- _EXERCISE_
Set down each entry from the block beneath, exactly as written.

(Records that describe figures)

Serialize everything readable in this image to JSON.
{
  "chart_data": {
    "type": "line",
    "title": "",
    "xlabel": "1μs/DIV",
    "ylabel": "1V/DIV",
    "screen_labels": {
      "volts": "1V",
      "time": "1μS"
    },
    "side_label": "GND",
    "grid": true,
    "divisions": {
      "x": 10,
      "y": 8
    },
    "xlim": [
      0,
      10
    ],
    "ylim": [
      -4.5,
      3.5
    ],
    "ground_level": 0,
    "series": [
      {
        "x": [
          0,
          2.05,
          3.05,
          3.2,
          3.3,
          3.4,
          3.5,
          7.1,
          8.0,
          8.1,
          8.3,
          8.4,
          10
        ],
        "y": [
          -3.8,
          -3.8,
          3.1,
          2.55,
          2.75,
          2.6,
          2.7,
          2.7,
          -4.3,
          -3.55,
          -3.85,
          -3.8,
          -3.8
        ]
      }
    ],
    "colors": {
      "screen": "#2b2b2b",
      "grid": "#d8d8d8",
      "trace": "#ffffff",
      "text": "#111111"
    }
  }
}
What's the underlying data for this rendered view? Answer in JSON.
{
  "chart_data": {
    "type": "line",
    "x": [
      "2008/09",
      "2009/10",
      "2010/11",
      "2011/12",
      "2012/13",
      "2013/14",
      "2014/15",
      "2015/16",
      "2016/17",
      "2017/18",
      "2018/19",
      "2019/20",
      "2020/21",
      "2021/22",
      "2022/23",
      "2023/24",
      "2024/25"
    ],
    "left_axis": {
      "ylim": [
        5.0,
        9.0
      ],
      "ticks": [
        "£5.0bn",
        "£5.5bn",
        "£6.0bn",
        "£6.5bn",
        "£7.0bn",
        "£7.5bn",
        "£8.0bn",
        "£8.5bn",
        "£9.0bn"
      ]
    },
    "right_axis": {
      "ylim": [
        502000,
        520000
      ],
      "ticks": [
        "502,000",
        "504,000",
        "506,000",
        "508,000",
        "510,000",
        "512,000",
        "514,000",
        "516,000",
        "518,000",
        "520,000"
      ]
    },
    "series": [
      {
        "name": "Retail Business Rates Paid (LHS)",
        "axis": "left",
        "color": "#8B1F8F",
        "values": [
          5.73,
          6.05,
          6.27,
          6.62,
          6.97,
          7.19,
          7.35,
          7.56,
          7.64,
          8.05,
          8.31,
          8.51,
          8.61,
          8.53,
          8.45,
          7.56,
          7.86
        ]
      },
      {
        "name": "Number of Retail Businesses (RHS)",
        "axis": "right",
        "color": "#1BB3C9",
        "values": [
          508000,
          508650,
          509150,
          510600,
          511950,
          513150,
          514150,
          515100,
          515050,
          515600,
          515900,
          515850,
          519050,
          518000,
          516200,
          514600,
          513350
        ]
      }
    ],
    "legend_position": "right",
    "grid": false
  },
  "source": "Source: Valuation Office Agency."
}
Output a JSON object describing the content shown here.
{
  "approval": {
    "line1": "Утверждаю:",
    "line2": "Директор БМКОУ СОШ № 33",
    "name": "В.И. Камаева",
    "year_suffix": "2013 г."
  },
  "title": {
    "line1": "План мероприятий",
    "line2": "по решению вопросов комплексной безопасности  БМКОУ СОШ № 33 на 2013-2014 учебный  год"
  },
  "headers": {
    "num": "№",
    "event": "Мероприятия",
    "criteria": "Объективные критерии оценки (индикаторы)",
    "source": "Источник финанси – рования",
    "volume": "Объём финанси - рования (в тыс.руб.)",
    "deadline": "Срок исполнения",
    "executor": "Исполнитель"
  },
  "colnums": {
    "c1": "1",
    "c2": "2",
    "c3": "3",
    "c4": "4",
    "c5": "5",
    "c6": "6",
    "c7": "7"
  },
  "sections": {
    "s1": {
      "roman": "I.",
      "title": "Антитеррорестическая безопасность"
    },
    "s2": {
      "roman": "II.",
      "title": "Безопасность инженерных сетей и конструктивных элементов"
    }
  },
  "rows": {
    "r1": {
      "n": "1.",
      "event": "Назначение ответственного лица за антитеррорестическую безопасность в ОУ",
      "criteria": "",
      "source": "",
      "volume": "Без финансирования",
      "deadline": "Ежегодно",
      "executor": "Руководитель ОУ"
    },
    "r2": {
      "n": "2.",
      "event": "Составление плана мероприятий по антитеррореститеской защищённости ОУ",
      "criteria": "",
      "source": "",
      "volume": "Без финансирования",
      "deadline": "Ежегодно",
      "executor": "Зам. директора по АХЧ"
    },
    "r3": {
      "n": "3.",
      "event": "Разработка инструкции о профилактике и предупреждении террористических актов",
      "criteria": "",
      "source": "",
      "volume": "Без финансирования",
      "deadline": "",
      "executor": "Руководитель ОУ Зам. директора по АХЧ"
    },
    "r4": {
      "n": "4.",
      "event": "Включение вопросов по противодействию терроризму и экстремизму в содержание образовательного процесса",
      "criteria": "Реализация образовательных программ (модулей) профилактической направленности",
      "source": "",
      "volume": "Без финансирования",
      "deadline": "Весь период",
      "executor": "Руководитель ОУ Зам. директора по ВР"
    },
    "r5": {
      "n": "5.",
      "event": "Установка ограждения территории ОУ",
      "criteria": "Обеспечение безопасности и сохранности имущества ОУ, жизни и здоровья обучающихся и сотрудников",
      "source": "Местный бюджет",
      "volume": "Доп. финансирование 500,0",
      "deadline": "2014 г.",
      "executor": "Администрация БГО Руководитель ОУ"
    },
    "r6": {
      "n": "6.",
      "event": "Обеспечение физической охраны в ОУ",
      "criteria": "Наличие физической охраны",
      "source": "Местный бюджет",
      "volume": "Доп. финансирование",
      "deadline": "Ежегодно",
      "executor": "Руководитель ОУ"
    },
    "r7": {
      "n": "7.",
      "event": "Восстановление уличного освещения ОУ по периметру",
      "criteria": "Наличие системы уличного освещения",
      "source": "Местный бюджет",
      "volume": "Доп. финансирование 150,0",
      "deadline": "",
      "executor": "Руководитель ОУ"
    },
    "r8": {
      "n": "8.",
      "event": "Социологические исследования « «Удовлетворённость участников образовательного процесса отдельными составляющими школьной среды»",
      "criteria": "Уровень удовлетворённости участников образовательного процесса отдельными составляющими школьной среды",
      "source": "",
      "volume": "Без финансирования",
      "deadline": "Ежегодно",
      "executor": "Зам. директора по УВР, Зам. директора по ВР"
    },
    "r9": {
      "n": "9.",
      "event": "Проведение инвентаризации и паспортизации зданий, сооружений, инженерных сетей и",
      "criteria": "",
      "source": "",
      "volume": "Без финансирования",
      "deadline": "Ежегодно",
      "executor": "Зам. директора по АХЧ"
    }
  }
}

- _WRITTEN SOLUTION_
Serialize everything readable in this image to JSON.
{
  "chart_data": {
    "type": "line",
    "title": "",
    "xlabel": "1μs/DIV",
    "ylabel": "1V/DIV",
    "screen_labels": {
      "volts": "1V",
      "time": "1μS"
    },
    "side_label": "GND",
    "grid": true,
    "divisions": {
      "x": 10,
      "y": 8
    },
    "xlim": [
      0,
      10
    ],
    "ylim": [
      -4.5,
      3.5
    ],
    "ground_level": 0,
    "series": [
      {
        "x": [
          0,
          2.05,
          3.05,
          3.2,
          3.3,
          3.4,
          3.5,
          7.1,
          8.0,
          8.1,
          8.3,
          8.4,
          10
        ],
        "y": [
          -3.8,
          -3.8,
          3.1,
          2.55,
          2.75,
          2.6,
          2.7,
          2.7,
          -4.3,
          -3.55,
          -3.85,
          -3.8,
          -3.8
        ]
      }
    ],
    "colors": {
      "screen": "#2b2b2b",
      "grid": "#d8d8d8",
      "trace": "#ffffff",
      "text": "#111111"
    }
  }
}
What's the underlying data for this rendered view? Answer in JSON.
{
  "chart_data": {
    "type": "line",
    "x": [
      "2008/09",
      "2009/10",
      "2010/11",
      "2011/12",
      "2012/13",
      "2013/14",
      "2014/15",
      "2015/16",
      "2016/17",
      "2017/18",
      "2018/19",
      "2019/20",
      "2020/21",
      "2021/22",
      "2022/23",
      "2023/24",
      "2024/25"
    ],
    "left_axis": {
      "ylim": [
        5.0,
        9.0
      ],
      "ticks": [
        "£5.0bn",
        "£5.5bn",
        "£6.0bn",
        "£6.5bn",
        "£7.0bn",
        "£7.5bn",
        "£8.0bn",
        "£8.5bn",
        "£9.0bn"
      ]
    },
    "right_axis": {
      "ylim": [
        502000,
        520000
      ],
      "ticks": [
        "502,000",
        "504,000",
        "506,000",
        "508,000",
        "510,000",
        "512,000",
        "514,000",
        "516,000",
        "518,000",
        "520,000"
      ]
    },
    "series": [
      {
        "name": "Retail Business Rates Paid (LHS)",
        "axis": "left",
        "color": "#8B1F8F",
        "values": [
          5.73,
          6.05,
          6.27,
          6.62,
          6.97,
          7.19,
          7.35,
          7.56,
          7.64,
          8.05,
          8.31,
          8.51,
          8.61,
          8.53,
          8.45,
          7.56,
          7.86
        ]
      },
      {
        "name": "Number of Retail Businesses (RHS)",
        "axis": "right",
        "color": "#1BB3C9",
        "values": [
          508000,
          508650,
          509150,
          510600,
          511950,
          513150,
          514150,
          515100,
          515050,
          515600,
          515900,
          515850,
          519050,
          518000,
          516200,
          514600,
          513350
        ]
      }
    ],
    "legend_position": "right",
    "grid": false
  },
  "source": "Source: Valuation Office Agency."
}
Output a JSON object describing the content shown here.
{
  "approval": {
    "line1": "Утверждаю:",
    "line2": "Директор БМКОУ СОШ № 33",
    "name": "В.И. Камаева",
    "year_suffix": "2013 г."
  },
  "title": {
    "line1": "План мероприятий",
    "line2": "по решению вопросов комплексной безопасности  БМКОУ СОШ № 33 на 2013-2014 учебный  год"
  },
  "headers": {
    "num": "№",
    "event": "Мероприятия",
    "criteria": "Объективные критерии оценки (индикаторы)",
    "source": "Источник финанси – рования",
    "volume": "Объём финанси - рования (в тыс.руб.)",
    "deadline": "Срок исполнения",
    "executor": "Исполнитель"
  },
  "colnums": {
    "c1": "1",
    "c2": "2",
    "c3": "3",
    "c4": "4",
    "c5": "5",
    "c6": "6",
    "c7": "7"
  },
  "sections": {
    "s1": {
      "roman": "I.",
      "title": "Антитеррорестическая безопасность"
    },
    "s2": {
      "roman": "II.",
      "title": "Безопасность инженерных сетей и конструктивных элементов"
    }
  },
  "rows": {
    "r1": {
      "n": "1.",
      "event": "Назначение ответственного лица за антитеррорестическую безопасность в ОУ",
      "criteria": "",
      "source": "",
      "volume": "Без финансирования",
      "deadline": "Ежегодно",
      "executor": "Руководитель ОУ"
    },
    "r2": {
      "n": "2.",
      "event": "Составление плана мероприятий по антитеррореститеской защищённости ОУ",
      "criteria": "",
      "source": "",
      "volume": "Без финансирования",
      "deadline": "Ежегодно",
      "executor": "Зам. директора по АХЧ"
    },
    "r3": {
      "n": "3.",
      "event": "Разработка инструкции о профилактике и предупреждении террористических актов",
      "criteria": "",
      "source": "",
      "volume": "Без финансирования",
      "deadline": "",
      "executor": "Руководитель ОУ Зам. директора по АХЧ"
    },
    "r4": {
      "n": "4.",
      "event": "Включение вопросов по противодействию терроризму и экстремизму в содержание образовательного процесса",
      "criteria": "Реализация образовательных программ (модулей) профилактической направленности",
      "source": "",
      "volume": "Без финансирования",
      "deadline": "Весь период",
      "executor": "Руководитель ОУ Зам. директора по ВР"
    },
    "r5": {
      "n": "5.",
      "event": "Установка ограждения территории ОУ",
      "criteria": "Обеспечение безопасности и сохранности имущества ОУ, жизни и здоровья обучающихся и сотрудников",
      "source": "Местный бюджет",
      "volume": "Доп. финансирование 500,0",
      "deadline": "2014 г.",
      "executor": "Администрация БГО Руководитель ОУ"
    },
    "r6": {
      "n": "6.",
      "event": "Обеспечение физической охраны в ОУ",
      "criteria": "Наличие физической охраны",
      "source": "Местный бюджет",
      "volume": "Доп. финансирование",
      "deadline": "Ежегодно",
      "executor": "Руководитель ОУ"
    },
    "r7": {
      "n": "7.",
      "event": "Восстановление уличного освещения ОУ по периметру",
      "criteria": "Наличие системы уличного освещения",
      "source": "Местный бюджет",
      "volume": "Доп. финансирование 150,0",
      "deadline": "",
      "executor": "Руководитель ОУ"
    },
    "r8": {
      "n": "8.",
      "event": "Социологические исследования « «Удовлетворённость участников образовательного процесса отдельными составляющими школьной среды»",
      "criteria": "Уровень удовлетворённости участников образовательного процесса отдельными составляющими школьной среды",
      "source": "",
      "volume": "Без финансирования",
      "deadline": "Ежегодно",
      "executor": "Зам. директора по УВР, Зам. директора по ВР"
    },
    "r9": {
      "n": "9.",
      "event": "Проведение инвентаризации и паспортизации зданий, сооружений, инженерных сетей и",
      "criteria": "",
      "source": "",
      "volume": "Без финансирования",
      "deadline": "Ежегодно",
      "executor": "Зам. директора по АХЧ"
    }
  }
}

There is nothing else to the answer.